> EXCERPTED PASSAGE
Presented at Workshop for Maximum Entropy and Bayesian Methods, July 31, 1998, Garching, Germany

Assessing uncertainties in simulation predictions

Kenneth M. Hanson
Los Alamos National Laboratory

Abstract

There is a growing need to assess the uncertainties in the predictions made by simulation codes. This assessment process, which is called validation, requires a complete methodology for characterizing the uncertainties in simulation codes. The analysis of any single experiment yields the uncertainties in model parameters that derive from uncertain measurements and experimental conditions. It is assumed in the present work that the simulation code correctly predicts a physical situation given the correct model parameters, together with the exact initial and boundary conditions.

> GIVEN DATA
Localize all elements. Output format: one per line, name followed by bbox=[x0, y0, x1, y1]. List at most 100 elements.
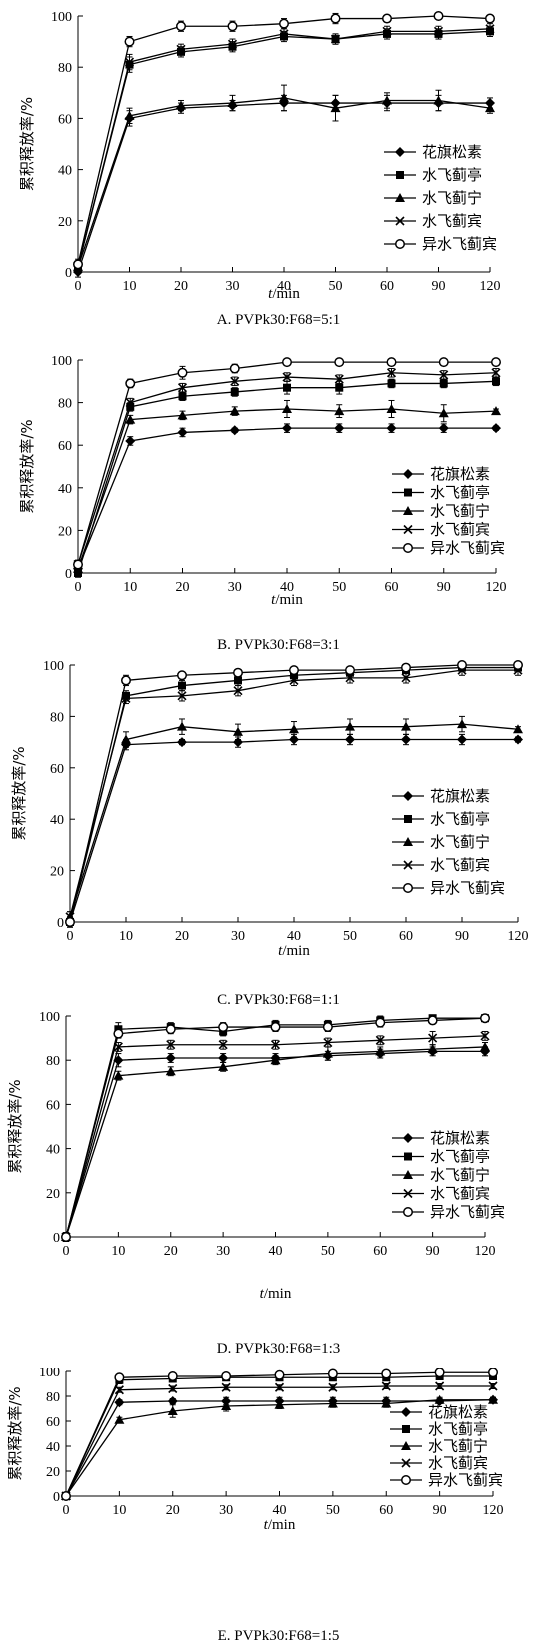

> WRITTEN EXERCISE
Reproduce the whole workshop text above on assessing uncertainties in simulation predictions word for word.

> EXERCISE OUTPUT
Presented at Workshop for Maximum Entropy and Bayesian Methods, July 31, 1998, Garching, Germany

Assessing uncertainties in simulation predictions

Kenneth M. Hanson
Los Alamos National Laboratory

Abstract

There is a growing need to assess the uncertainties in the predictions made by simulation codes. This assessment process, which is called validation, requires a complete methodology for characterizing the uncertainties in simulation codes. The analysis of any single experiment yields the uncertainties in model parameters that derive from uncertain measurements and experimental conditions. It is assumed in the present work that the simulation code correctly predicts a physical situation given the correct model parameters, together with the exact initial and boundary conditions.